STATED TASK: Across the listing below, how many lines hold "text"? Reply with the number by itself.
□ □ □ □ □ □ □
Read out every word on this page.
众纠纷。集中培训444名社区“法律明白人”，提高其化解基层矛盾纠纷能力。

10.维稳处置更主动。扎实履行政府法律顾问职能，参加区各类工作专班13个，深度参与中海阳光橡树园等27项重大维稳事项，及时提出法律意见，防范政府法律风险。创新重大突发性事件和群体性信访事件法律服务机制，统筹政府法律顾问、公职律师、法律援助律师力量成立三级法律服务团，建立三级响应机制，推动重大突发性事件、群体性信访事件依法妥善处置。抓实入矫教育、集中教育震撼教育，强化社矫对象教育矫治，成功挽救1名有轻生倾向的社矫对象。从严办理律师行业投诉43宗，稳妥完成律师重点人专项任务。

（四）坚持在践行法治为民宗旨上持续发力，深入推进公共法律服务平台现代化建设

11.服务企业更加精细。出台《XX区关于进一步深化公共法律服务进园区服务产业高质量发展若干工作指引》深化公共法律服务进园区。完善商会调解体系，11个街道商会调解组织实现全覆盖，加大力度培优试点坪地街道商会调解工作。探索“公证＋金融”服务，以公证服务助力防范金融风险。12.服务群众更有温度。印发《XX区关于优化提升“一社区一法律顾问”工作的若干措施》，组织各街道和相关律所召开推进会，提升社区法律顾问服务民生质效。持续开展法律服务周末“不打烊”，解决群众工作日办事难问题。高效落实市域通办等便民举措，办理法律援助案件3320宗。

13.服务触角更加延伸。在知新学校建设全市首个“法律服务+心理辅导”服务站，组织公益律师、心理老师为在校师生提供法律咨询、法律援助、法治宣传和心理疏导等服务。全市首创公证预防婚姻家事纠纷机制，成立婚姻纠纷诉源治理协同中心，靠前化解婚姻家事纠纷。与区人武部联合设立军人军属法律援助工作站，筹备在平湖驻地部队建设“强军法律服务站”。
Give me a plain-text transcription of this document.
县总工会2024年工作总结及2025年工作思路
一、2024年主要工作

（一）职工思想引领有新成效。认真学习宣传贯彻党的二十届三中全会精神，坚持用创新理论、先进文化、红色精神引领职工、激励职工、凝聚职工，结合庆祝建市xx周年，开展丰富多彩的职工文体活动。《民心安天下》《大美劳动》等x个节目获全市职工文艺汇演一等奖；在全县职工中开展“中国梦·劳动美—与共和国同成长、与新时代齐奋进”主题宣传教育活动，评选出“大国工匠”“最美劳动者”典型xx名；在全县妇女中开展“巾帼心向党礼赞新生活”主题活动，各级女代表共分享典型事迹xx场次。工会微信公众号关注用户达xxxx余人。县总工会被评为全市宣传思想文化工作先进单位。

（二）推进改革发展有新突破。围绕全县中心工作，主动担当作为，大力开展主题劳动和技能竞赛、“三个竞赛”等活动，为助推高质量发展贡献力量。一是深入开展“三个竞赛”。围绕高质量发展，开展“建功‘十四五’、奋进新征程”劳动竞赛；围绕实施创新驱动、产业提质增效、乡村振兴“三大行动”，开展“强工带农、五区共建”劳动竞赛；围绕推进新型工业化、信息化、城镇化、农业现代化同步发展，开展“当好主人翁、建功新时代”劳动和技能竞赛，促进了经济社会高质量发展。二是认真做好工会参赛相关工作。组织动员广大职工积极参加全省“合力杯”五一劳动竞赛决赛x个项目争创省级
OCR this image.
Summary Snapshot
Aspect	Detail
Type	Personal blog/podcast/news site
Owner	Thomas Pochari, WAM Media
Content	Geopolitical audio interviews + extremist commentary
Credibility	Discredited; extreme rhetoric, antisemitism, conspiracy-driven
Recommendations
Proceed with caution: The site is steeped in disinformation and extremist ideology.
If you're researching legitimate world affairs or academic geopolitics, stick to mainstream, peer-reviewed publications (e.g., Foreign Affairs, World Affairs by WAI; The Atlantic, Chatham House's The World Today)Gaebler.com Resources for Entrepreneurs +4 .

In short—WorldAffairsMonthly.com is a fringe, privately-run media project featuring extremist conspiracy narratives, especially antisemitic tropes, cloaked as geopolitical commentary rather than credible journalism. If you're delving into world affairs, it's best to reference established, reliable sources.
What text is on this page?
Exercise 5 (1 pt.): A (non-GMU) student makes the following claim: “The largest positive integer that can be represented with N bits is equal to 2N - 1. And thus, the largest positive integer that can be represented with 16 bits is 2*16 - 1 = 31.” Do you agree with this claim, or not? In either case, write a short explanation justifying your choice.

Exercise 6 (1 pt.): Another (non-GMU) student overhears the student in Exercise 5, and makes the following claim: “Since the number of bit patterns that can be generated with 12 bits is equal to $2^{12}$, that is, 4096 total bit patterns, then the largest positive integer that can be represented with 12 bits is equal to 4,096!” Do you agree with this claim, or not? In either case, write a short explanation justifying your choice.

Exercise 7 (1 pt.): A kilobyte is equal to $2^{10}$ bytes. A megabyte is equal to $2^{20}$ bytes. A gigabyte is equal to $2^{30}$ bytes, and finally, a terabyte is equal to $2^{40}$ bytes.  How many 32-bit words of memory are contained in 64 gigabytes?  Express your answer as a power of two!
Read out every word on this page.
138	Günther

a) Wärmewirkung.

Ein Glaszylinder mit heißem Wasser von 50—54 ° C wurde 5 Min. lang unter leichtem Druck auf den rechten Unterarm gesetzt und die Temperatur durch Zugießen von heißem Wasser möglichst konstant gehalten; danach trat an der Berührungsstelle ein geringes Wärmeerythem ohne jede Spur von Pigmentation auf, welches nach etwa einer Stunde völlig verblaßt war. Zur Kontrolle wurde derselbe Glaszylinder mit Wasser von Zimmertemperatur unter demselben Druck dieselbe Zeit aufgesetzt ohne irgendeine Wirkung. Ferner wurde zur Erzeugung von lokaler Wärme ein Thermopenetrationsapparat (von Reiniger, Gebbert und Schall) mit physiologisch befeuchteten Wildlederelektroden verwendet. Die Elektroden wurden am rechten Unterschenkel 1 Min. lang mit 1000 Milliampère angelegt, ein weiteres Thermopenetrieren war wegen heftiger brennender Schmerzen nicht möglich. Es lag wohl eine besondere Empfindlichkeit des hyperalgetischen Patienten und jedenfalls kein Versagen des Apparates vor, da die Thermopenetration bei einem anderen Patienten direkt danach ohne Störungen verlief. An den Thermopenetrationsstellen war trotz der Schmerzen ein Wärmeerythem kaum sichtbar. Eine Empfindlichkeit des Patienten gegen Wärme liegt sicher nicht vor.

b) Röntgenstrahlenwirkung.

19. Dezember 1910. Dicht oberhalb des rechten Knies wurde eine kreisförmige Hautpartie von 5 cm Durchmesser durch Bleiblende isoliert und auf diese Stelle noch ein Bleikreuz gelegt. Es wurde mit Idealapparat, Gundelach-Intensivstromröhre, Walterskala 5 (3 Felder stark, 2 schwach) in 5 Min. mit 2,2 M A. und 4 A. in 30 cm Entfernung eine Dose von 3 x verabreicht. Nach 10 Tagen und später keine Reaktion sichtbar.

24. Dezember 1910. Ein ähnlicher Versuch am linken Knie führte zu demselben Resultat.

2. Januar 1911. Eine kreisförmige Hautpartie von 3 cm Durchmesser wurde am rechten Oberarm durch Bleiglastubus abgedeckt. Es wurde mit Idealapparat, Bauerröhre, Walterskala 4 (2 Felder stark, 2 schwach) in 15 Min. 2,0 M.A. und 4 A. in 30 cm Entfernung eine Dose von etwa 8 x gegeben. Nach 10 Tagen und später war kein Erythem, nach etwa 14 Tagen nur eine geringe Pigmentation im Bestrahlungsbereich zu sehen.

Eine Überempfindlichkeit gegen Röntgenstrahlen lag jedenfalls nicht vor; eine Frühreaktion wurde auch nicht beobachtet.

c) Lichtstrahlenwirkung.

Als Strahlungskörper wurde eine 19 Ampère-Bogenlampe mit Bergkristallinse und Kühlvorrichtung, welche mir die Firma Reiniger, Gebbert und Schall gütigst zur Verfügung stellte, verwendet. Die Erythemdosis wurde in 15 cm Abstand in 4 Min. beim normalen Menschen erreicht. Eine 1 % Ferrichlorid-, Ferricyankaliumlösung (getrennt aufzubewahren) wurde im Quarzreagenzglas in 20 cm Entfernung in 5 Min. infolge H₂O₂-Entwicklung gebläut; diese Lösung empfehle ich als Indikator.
□ □ □ □ □ □ □
ANSWER FOR THE TASK: 2